Chart and figure data

=====

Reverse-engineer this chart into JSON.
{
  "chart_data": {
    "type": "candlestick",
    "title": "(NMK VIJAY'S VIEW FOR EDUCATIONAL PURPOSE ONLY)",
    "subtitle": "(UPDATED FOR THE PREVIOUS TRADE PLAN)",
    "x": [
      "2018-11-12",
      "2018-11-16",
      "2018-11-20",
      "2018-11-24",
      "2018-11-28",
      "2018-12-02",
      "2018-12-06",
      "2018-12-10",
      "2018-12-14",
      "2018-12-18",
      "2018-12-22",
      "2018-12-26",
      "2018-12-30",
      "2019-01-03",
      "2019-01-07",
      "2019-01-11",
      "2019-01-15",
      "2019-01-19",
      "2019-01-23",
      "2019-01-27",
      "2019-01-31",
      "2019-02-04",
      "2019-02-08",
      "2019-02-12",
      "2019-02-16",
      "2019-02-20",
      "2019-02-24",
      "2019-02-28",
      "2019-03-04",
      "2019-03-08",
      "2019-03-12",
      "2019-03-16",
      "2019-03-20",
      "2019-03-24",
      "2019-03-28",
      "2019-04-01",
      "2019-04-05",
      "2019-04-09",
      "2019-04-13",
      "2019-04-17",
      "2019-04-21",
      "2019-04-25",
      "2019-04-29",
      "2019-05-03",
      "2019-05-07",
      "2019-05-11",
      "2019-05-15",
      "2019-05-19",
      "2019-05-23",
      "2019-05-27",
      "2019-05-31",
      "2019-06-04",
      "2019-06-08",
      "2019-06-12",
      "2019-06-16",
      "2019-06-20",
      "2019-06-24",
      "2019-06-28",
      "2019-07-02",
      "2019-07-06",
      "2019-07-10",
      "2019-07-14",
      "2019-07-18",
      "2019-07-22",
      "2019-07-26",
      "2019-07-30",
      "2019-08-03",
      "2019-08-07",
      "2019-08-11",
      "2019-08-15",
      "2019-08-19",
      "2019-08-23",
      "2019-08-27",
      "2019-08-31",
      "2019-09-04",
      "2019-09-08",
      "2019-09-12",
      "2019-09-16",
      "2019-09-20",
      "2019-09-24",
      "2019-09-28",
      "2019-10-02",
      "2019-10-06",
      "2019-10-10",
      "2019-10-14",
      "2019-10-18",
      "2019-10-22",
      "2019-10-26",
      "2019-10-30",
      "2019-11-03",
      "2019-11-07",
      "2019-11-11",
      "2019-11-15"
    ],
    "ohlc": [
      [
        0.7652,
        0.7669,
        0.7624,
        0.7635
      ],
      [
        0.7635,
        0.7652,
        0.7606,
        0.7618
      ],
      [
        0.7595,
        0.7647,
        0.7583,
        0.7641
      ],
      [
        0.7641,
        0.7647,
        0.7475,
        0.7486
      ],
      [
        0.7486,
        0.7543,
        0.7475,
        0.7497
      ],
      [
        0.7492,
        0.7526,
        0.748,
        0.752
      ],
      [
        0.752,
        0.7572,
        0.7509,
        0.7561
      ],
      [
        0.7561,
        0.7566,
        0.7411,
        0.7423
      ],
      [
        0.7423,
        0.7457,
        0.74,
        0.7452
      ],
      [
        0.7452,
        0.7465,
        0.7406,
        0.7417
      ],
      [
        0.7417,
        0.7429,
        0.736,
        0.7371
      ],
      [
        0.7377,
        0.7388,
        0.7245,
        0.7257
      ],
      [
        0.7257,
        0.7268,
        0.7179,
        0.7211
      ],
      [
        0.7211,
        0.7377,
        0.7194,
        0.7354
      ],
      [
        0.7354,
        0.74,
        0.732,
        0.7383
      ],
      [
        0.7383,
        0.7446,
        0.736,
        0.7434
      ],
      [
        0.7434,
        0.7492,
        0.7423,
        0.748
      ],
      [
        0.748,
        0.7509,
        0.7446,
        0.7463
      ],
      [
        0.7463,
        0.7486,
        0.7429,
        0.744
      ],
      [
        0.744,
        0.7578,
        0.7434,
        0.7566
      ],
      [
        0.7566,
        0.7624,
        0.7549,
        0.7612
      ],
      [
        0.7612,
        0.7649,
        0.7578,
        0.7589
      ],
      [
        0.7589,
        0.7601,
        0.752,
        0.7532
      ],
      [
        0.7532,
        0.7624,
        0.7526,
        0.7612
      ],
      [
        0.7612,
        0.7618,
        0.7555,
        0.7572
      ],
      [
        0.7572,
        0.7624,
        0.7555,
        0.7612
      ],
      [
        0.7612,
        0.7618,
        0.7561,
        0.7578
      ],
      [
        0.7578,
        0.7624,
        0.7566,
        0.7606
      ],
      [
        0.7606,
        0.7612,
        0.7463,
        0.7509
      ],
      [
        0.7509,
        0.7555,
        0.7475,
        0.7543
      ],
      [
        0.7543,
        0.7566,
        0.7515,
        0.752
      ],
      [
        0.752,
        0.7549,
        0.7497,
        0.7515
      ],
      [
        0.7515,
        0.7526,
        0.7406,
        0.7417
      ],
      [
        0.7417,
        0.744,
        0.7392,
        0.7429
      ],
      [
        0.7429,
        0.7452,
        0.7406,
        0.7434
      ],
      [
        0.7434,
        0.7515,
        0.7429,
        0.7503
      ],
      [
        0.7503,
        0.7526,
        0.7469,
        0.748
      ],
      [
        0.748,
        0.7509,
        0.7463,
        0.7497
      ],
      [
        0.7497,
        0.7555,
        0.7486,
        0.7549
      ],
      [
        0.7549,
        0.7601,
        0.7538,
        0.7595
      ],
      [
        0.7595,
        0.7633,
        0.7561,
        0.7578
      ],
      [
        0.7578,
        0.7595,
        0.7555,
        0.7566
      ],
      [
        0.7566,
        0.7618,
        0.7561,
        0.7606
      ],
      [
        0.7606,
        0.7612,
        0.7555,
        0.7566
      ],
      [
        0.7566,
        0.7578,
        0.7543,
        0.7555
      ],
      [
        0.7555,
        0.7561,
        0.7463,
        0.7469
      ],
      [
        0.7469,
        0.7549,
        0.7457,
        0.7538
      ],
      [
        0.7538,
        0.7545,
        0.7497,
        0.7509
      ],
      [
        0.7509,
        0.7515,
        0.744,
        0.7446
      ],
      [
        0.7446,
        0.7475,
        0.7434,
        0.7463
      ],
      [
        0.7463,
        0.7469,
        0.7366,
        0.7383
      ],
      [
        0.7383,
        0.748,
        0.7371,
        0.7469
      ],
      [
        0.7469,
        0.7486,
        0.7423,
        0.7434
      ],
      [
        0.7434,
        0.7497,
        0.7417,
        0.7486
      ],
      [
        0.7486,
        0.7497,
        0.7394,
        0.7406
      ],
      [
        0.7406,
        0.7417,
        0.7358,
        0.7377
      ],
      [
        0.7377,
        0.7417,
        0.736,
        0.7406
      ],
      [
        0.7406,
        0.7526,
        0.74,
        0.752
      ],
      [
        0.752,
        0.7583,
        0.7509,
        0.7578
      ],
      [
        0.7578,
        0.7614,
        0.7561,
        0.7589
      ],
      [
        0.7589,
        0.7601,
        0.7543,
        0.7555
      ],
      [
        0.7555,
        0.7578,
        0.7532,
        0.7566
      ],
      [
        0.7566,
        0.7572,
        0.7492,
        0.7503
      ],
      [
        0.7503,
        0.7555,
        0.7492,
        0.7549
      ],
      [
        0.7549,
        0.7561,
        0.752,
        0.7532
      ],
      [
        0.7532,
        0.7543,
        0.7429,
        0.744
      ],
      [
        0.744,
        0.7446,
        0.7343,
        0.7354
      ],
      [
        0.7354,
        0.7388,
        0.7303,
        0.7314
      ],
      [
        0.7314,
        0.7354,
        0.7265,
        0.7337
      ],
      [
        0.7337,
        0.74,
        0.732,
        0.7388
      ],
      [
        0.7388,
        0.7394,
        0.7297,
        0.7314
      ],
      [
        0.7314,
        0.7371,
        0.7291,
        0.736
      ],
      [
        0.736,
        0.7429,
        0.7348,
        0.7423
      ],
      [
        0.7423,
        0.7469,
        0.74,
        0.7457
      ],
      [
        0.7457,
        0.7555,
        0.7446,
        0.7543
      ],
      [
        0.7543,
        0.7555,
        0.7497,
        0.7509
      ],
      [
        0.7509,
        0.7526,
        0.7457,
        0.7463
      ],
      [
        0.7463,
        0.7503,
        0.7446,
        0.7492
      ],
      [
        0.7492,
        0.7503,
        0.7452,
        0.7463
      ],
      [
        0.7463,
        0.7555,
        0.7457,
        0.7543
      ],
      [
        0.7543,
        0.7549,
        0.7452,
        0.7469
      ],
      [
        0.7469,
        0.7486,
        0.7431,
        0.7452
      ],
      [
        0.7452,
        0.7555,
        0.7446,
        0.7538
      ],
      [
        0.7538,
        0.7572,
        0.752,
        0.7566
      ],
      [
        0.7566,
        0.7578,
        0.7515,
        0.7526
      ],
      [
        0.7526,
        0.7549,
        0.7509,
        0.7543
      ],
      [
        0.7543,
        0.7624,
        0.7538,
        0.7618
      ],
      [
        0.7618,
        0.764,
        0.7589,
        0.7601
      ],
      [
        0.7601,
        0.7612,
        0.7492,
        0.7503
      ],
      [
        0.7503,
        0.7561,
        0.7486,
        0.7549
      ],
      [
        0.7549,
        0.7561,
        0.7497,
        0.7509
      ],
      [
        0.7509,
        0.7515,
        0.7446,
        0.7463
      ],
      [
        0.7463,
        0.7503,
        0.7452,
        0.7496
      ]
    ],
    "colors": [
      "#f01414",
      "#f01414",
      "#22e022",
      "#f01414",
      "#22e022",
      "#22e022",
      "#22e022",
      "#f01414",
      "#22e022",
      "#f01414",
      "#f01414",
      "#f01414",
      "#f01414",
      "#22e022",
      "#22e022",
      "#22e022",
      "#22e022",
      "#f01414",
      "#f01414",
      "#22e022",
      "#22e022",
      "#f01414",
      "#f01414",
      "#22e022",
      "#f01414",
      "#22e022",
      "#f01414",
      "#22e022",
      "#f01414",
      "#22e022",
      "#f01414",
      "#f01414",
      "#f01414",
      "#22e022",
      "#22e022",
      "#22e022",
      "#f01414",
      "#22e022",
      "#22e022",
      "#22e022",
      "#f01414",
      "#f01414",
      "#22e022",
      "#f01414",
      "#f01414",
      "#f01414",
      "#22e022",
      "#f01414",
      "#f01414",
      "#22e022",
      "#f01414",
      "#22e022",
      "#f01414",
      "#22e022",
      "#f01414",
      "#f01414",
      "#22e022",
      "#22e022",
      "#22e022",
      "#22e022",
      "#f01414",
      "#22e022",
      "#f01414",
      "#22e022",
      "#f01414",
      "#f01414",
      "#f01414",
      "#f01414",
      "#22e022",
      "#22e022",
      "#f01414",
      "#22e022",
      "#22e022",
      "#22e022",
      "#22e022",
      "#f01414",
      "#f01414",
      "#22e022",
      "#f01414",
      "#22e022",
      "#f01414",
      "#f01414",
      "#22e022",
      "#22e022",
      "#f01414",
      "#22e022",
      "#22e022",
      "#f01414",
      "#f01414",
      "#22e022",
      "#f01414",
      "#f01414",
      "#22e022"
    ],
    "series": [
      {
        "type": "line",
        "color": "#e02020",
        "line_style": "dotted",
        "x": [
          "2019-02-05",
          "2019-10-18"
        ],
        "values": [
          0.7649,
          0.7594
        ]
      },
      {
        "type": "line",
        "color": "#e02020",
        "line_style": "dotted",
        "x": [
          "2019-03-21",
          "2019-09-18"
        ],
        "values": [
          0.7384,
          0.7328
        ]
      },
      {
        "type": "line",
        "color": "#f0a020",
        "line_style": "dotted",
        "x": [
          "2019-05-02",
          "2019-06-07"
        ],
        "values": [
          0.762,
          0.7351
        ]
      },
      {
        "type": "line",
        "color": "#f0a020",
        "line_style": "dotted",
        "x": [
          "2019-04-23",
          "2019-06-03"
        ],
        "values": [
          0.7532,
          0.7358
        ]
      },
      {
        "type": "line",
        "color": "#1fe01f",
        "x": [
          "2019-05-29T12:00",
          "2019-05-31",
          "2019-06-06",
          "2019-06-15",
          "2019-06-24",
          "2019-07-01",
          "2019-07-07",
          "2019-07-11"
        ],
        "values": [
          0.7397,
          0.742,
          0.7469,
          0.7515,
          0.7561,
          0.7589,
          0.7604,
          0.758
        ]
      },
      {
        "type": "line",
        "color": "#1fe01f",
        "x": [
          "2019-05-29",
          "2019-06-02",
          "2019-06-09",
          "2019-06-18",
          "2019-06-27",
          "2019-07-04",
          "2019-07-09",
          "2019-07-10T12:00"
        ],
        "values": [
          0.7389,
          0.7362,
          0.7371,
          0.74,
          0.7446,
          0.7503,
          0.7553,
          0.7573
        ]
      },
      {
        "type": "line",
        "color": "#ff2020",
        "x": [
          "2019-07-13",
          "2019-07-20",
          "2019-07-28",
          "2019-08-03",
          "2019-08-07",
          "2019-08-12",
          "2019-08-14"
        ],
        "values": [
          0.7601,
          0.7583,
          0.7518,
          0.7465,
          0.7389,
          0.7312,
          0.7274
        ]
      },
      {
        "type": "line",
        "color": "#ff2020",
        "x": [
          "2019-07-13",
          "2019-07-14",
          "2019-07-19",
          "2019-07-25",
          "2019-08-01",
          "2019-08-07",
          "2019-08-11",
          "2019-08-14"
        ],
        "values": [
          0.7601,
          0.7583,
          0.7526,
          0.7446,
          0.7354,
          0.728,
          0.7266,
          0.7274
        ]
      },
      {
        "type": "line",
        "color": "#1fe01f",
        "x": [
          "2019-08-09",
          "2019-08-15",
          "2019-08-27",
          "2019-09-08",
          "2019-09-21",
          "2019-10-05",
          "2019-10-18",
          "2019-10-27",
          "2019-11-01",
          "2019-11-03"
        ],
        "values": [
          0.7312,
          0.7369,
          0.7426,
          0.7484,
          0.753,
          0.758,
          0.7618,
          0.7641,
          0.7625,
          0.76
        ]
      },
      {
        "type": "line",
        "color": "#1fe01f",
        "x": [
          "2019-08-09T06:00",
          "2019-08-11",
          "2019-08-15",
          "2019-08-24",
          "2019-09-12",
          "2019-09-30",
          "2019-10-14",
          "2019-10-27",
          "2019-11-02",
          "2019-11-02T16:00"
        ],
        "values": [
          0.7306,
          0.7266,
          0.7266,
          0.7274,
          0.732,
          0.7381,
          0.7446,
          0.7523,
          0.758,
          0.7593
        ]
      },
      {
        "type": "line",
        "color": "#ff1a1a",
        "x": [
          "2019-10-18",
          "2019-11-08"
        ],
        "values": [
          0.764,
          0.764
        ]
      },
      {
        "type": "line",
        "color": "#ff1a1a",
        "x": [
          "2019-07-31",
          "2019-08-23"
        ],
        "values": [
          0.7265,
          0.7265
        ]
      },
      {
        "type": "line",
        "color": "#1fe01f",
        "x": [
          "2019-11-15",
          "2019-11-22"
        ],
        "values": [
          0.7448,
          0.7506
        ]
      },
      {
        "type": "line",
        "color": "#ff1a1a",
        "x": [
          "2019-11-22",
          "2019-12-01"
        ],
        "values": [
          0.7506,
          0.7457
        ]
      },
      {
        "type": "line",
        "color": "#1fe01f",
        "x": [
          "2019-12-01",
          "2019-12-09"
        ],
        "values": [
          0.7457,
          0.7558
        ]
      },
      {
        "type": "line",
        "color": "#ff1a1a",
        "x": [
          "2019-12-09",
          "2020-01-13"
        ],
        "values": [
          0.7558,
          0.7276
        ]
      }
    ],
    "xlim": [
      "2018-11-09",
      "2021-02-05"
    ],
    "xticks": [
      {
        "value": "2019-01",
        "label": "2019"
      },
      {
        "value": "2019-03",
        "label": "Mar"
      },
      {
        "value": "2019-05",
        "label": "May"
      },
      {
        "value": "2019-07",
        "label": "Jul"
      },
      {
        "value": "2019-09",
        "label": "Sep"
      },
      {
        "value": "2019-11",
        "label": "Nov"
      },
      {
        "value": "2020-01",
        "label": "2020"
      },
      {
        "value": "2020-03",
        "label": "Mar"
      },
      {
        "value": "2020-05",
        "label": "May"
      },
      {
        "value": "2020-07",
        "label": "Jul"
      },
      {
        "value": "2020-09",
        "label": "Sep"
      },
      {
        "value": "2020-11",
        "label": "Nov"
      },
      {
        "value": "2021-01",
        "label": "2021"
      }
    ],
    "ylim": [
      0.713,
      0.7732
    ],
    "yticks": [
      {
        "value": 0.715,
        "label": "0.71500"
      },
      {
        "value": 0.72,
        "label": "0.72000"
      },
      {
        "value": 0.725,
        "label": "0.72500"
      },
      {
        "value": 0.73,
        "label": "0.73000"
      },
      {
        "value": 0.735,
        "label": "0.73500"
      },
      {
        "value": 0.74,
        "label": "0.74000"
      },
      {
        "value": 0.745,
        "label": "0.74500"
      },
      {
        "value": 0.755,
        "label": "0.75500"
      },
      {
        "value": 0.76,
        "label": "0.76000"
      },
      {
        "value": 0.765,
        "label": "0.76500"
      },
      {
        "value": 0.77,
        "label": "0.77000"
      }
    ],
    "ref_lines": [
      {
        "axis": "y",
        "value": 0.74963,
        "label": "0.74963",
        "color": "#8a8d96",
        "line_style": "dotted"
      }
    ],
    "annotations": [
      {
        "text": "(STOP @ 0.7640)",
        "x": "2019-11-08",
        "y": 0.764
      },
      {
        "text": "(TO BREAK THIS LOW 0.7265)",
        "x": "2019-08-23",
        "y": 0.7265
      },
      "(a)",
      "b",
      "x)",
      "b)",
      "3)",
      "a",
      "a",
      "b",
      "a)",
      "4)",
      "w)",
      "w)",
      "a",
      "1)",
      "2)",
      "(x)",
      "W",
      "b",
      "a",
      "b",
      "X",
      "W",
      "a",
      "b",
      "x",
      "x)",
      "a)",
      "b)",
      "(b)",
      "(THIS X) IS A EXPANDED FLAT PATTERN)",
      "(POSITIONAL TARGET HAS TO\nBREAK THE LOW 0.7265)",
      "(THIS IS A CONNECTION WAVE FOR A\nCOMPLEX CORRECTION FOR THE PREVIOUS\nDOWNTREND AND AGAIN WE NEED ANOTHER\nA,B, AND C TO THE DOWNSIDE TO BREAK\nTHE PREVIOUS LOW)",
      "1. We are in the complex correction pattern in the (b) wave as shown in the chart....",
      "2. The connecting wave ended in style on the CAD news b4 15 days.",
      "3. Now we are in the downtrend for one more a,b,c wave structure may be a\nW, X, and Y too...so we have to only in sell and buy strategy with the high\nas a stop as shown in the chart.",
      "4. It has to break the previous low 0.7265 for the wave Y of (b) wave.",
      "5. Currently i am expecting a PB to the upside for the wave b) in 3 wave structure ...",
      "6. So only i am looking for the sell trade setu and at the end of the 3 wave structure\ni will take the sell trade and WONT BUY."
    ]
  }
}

=====

## Exercise description
Using the listing above, locate the lines that hold "sell" and copy each one.

## Output below
      "3. Now we are in the downtrend for one more a,b,c wave structure may be a\nW, X, and Y too...so we have to only in sell and buy strategy with the high\nas a stop as shown in the chart.",
      "6. So only i am looking for the sell trade setu and at the end of the 3 wave structure\ni will take the sell trade and WONT BUY."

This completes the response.